SET TASK: Reproduce the line that holds "Convert this document image to plain text." together with all the lines after it up to the end of the entries.

DATA LISTING:
━━━━━━━━━━

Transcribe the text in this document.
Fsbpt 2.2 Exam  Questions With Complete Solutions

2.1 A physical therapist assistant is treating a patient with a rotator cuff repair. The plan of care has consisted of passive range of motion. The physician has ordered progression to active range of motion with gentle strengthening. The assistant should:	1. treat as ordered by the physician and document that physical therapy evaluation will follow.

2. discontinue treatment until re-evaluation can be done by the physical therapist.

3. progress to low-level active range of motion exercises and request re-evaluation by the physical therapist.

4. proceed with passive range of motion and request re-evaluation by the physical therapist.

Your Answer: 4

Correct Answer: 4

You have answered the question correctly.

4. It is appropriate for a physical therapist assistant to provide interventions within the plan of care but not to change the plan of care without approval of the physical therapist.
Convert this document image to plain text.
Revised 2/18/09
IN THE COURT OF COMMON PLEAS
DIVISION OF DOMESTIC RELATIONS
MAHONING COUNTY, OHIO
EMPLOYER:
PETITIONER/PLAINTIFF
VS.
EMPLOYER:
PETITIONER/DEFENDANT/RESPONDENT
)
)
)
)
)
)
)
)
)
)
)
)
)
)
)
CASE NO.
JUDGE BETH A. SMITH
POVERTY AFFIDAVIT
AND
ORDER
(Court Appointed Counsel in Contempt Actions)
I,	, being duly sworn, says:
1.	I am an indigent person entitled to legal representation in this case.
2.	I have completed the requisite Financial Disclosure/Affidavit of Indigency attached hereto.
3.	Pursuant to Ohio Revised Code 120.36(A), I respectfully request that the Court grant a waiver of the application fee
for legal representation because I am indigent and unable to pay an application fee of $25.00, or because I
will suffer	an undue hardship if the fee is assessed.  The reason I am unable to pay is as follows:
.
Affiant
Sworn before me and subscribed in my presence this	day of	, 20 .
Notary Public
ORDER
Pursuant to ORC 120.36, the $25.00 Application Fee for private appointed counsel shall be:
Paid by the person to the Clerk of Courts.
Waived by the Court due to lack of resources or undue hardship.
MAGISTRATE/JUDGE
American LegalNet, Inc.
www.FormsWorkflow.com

━━━━━━━━━━

SOLUTION FOR THIS TASK:
Convert this document image to plain text.
Revised 2/18/09
IN THE COURT OF COMMON PLEAS
DIVISION OF DOMESTIC RELATIONS
MAHONING COUNTY, OHIO
EMPLOYER:
PETITIONER/PLAINTIFF
VS.
EMPLOYER:
PETITIONER/DEFENDANT/RESPONDENT
)
)
)
)
)
)
)
)
)
)
)
)
)
)
)
CASE NO.
JUDGE BETH A. SMITH
POVERTY AFFIDAVIT
AND
ORDER
(Court Appointed Counsel in Contempt Actions)
I,	, being duly sworn, says:
1.	I am an indigent person entitled to legal representation in this case.
2.	I have completed the requisite Financial Disclosure/Affidavit of Indigency attached hereto.
3.	Pursuant to Ohio Revised Code 120.36(A), I respectfully request that the Court grant a waiver of the application fee
for legal representation because I am indigent and unable to pay an application fee of $25.00, or because I
will suffer	an undue hardship if the fee is assessed.  The reason I am unable to pay is as follows:
.
Affiant
Sworn before me and subscribed in my presence this	day of	, 20 .
Notary Public
ORDER
Pursuant to ORC 120.36, the $25.00 Application Fee for private appointed counsel shall be:
Paid by the person to the Clerk of Courts.
Waived by the Court due to lack of resources or undue hardship.
MAGISTRATE/JUDGE
American LegalNet, Inc.
www.FormsWorkflow.com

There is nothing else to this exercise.